(TEXT PROVIDED begins)

Safe and Robust Causal Inference for High-Dimensional Complex Data
Cornell University, Ithaca NY
Investigators
Abstract
Understanding causal effects among multivariate variables is central to many empirical and experimental types of research. In an era where data is vast, statisticians are faced with the challenge of drawing causal inferences from massive data. For example, the analysis of data can be complicated by the presence of potentially confounding variables, heterogeneity, and temporal dependence within populations. This poses tremendous computational and statistical challenges to existing causal inference methods. Driven by the availability of modern datasets, the research project aims to develop cutting-edge machine-learning methods to address the theoretical, methodological, and computational challenges of drawing causal inferences from massive data. The development of the proposed research would not only push the frontier of causal inference theory but also benefit a broad range of researchers in a variety of areas, including medicine, epidemiology, computer science, and social science. This project also provides research training opportunities for graduate students. The goal of the project is to develop a novel high-dimensional causal inference framework that is influence-function doubly-robust and safe relative to a class of base estimators. Specific projects include proposing a covariate balancing methodology coupled with modern machine learning techniques for efficient causal inference with high-dimensional data, optimally distributed covariate balancing for massive heterogeneous data, and a sequential covariate balancing approach for marginal structural models in longitudinal data. A common theme throughout is the use of the covariate balancing methodology, which comes from the ``propensity score tautology,” the estimated propensity score is appropriate if it balances the covariates. This award reflects NSF's statutory mission and has been deemed worthy of support through evaluation using the Foundation's intellectual merit and broader impacts review criteria.

(TEXT PROVIDED ends)

◆ PROMPT 1 ◆
Decide whether each statement agrees with the project abstract, answering yes or no and quoting the words that settle it: (a) the project offers research training to graduate students; (b) the proposed framework is meant to be influence-function doubly-robust; (c) the sequential covariate balancing approach is designed for cross-sectional data.
◆ PROMPT 2 ◆
List every area that the project abstract says would benefit from the proposed research.
The lines play no part in this exercise.

(ENTRIES SUPPLIED begins)

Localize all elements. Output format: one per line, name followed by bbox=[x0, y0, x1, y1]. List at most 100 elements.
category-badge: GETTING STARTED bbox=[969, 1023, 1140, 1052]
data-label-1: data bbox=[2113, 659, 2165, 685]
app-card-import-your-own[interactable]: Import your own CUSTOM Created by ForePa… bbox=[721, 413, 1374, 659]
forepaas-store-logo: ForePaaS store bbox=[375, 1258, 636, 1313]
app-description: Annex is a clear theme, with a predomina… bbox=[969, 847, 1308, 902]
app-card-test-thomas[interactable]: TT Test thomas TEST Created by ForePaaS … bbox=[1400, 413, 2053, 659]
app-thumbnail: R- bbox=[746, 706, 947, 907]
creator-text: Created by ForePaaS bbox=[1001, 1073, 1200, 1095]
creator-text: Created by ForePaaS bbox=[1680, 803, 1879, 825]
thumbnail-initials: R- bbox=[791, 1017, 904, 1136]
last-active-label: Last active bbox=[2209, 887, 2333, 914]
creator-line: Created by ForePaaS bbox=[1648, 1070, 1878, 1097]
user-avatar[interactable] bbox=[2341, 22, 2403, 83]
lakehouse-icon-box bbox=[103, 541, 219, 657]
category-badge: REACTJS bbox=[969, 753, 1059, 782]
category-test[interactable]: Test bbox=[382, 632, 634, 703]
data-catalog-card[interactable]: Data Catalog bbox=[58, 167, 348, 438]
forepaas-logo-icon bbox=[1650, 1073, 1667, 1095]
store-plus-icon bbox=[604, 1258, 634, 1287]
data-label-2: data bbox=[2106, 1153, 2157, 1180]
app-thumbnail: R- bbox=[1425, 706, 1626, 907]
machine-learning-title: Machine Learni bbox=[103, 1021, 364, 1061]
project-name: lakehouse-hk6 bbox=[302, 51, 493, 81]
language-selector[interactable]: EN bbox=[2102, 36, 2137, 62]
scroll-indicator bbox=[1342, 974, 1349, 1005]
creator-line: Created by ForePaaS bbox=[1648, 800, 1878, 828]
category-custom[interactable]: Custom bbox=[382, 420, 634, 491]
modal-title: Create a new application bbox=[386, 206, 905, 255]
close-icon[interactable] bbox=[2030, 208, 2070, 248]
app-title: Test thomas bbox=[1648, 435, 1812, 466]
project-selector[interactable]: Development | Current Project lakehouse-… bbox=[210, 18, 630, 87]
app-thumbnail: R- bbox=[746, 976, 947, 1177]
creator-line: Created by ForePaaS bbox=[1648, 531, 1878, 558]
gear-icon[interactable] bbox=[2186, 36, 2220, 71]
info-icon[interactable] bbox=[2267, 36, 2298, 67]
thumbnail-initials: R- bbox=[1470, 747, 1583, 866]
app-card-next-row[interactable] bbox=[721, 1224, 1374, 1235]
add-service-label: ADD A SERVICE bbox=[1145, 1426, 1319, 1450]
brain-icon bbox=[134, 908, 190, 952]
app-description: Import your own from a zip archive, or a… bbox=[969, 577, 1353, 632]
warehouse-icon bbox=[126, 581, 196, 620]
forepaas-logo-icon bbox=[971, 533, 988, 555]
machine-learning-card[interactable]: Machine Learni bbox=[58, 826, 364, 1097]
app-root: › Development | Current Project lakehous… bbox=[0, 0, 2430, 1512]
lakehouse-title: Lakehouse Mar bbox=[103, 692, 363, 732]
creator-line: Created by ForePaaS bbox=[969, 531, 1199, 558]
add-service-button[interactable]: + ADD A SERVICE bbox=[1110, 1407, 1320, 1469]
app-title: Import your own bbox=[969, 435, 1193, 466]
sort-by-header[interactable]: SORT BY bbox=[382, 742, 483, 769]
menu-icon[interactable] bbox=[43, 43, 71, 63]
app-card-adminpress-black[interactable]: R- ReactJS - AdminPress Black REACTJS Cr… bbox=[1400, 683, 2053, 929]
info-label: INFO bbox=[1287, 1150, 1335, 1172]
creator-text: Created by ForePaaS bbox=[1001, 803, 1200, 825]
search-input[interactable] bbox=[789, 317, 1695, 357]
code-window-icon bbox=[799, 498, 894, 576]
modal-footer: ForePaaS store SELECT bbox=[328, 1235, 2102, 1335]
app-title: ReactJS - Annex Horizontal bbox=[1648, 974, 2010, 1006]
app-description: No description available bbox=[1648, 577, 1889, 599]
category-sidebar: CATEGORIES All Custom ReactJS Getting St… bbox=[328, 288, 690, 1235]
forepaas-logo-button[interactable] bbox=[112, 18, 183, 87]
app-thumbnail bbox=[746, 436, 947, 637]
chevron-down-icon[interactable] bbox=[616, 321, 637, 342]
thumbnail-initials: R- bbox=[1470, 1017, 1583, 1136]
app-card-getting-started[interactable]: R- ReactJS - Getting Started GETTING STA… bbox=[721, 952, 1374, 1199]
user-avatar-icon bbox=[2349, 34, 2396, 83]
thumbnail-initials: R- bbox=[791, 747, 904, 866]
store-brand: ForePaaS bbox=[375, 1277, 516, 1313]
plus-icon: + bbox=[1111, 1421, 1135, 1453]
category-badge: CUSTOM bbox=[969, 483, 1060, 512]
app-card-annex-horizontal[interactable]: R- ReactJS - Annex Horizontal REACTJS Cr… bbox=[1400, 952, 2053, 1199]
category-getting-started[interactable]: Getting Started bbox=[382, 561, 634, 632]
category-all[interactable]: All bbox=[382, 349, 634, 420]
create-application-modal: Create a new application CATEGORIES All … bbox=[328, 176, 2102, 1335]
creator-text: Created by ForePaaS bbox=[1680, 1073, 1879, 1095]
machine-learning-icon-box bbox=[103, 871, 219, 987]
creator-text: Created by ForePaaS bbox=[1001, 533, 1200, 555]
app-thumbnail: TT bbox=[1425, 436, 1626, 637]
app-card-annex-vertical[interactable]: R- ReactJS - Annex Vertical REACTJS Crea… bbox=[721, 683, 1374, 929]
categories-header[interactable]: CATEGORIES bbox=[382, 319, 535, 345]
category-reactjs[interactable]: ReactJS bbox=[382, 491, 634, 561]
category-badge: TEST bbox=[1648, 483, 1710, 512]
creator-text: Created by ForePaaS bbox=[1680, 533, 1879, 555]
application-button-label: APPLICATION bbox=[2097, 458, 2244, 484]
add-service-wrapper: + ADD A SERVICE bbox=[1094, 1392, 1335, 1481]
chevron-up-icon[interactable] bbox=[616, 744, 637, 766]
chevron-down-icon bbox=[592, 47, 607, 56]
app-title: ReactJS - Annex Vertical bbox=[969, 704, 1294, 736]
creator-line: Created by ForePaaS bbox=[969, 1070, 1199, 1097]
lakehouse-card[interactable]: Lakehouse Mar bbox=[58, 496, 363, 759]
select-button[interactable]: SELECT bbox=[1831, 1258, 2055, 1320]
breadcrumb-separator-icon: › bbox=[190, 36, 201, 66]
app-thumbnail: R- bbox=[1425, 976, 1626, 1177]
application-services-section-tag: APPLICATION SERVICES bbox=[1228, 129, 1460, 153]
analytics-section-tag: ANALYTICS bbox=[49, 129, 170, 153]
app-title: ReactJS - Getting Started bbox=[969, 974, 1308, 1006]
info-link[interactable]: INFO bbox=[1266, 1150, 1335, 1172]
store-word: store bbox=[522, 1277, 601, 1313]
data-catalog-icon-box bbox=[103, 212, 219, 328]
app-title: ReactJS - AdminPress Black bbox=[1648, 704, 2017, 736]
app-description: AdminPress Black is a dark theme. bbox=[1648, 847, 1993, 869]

(ENTRIES SUPPLIED ends)

◆ FINAL ANSWER 1 ◆
(a) Yes: "This project also provides research training opportunities for graduate students."
(b) Yes: "influence-function doubly-robust and safe relative to a class of base estimators"
(c) No: "a sequential covariate balancing approach for marginal structural models in longitudinal data"

◆ FINAL ANSWER 2 ◆
- medicine
- epidemiology
- computer science
- social science